Commissie voor Onderwijs en Gelijke Kansen
Vergadering van 29/04/2010
Vraag om uitleg van mevrouw Marleen Vanderpoorten tot de heer Pascal Smet, Vlaams minister van Onderwijs, Jeugd, Gelijke Kansen en Brussel, over het recht op onderwijs voor langdurig zieke kinderen
De voorzitter : Mevrouw Vanderpoorten heeft het woord.
Mevrouw Marleen Vanderpoorten : Voorzitter, minister, collegas, statistieken tonen aan dat 20 percent van de kinderen in Vlaanderen ten gevolge van sociaal-emotionele problemen, specifieke psychische problemen of ten gevolge van een langdurige of chronische ziekte, kampen met leerachterstand. Te veel afwezigheden in de school kunnen resulteren in een ongekwalificeerde uitstroom.

#### Doel
Beantwoord de volgende vragen op basis van het verslag hierboven.
(a) Op welke datum vond de vergadering plaats?
(b) Op welk onderwerp heeft de vraag om uitleg betrekking?
(c) Welk percentage van de kinderen in Vlaanderen kampt volgens de genoemde statistieken met leerachterstand?

#### Fragmenten uit listing
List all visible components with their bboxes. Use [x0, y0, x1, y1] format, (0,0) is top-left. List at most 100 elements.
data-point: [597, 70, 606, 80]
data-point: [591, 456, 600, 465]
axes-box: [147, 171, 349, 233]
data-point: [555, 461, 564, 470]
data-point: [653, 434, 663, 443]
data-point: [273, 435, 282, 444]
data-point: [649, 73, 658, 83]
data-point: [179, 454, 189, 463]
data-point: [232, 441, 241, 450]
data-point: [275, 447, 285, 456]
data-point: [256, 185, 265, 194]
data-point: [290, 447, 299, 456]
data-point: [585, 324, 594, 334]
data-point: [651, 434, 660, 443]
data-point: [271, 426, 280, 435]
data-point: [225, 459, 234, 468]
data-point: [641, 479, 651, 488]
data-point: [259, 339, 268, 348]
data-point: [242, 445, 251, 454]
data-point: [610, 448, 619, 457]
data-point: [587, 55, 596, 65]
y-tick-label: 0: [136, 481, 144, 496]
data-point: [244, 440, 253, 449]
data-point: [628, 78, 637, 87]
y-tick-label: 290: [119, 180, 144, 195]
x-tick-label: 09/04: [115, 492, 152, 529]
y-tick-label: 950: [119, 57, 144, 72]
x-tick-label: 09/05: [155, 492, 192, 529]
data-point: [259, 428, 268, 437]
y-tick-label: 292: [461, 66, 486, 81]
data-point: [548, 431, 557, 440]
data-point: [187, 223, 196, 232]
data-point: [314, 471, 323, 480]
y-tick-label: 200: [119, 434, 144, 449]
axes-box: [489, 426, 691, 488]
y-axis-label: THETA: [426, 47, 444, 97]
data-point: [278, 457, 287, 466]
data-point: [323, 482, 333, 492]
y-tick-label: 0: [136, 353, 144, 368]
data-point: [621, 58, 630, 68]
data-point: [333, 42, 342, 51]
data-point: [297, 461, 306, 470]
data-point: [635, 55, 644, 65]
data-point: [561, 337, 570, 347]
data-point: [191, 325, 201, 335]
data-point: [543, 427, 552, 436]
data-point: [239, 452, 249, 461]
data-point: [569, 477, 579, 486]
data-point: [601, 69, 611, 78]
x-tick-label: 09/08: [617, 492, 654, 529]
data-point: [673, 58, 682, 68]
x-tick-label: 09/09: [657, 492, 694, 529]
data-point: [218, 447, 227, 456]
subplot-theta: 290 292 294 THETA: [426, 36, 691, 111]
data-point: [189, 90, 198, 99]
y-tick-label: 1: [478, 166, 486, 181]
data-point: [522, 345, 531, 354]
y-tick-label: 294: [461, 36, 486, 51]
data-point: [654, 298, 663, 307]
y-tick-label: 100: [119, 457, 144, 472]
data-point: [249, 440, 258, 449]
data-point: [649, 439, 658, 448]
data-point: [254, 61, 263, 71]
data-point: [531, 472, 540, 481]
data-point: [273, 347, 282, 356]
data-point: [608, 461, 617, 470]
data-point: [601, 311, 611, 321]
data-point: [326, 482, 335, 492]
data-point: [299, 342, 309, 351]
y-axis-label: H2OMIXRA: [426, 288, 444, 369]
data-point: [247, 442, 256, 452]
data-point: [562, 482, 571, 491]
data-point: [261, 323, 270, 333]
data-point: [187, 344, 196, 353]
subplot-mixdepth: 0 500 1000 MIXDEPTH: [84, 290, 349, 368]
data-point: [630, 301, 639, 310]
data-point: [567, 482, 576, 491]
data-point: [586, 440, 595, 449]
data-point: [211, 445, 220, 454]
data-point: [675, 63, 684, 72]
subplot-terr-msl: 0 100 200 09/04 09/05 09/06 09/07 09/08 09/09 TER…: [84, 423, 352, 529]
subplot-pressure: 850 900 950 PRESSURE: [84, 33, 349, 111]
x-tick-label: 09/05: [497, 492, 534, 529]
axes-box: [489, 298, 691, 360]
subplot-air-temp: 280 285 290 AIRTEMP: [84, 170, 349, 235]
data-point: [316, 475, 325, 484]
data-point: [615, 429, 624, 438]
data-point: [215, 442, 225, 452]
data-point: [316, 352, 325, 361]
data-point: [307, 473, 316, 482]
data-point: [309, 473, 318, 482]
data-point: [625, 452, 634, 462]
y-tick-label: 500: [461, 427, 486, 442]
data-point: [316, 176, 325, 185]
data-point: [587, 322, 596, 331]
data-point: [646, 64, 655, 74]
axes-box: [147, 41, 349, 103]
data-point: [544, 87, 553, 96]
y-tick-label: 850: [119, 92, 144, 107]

#### Antwoord op oefening
(a) 29/04/2010
(b) Het recht op onderwijs voor langdurig zieke kinderen
(c) 20 percent